— Given request —
Copy out each line featuring the string "如图所示" from the entries beneath.

## start

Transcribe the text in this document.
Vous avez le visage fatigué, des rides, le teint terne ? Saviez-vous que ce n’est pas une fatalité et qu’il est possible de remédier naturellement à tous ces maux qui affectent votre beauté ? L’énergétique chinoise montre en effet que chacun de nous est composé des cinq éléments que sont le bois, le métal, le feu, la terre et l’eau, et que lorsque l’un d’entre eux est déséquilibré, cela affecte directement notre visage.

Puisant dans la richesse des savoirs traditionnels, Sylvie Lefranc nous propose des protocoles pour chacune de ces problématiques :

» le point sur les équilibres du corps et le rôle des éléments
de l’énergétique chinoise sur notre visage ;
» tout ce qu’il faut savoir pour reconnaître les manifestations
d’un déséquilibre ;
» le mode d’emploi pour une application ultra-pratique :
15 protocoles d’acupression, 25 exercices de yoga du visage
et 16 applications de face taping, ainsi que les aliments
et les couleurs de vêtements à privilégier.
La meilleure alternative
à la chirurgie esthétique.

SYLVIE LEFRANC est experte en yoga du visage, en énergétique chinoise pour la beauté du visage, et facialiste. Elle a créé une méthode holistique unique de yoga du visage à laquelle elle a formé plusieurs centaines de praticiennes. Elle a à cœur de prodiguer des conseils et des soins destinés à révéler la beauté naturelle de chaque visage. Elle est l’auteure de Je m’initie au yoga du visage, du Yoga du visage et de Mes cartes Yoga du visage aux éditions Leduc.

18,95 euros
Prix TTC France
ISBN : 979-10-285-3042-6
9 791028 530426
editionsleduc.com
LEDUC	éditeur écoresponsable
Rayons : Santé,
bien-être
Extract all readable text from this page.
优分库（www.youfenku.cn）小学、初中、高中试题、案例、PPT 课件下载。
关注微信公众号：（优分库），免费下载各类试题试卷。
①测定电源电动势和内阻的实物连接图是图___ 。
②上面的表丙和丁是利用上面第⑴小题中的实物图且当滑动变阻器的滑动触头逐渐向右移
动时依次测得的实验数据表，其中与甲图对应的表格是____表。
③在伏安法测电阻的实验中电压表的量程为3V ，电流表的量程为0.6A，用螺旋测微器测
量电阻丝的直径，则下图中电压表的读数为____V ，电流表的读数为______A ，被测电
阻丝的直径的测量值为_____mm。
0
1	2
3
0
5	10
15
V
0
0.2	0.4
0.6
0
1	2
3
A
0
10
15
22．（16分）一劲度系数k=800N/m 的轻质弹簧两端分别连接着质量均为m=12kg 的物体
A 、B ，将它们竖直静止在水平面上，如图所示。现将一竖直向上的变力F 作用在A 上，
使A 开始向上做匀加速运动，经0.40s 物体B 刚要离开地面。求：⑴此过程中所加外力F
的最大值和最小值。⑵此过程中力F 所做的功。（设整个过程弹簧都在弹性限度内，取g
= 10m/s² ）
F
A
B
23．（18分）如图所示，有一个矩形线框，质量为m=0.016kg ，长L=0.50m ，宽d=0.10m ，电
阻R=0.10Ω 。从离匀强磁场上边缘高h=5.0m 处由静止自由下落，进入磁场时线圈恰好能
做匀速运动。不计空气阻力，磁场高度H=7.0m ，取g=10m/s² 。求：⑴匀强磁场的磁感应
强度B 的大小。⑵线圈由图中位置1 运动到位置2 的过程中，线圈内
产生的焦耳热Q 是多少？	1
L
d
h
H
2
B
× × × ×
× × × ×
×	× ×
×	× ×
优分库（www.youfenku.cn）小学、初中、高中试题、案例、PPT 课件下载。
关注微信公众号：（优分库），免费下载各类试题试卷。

## end

— Written response —
A 、B ，将它们竖直静止在水平面上，如图所示。现将一竖直向上的变力F 作用在A 上，
23．（18分）如图所示，有一个矩形线框，质量为m=0.016kg ，长L=0.50m ，宽d=0.10m ，电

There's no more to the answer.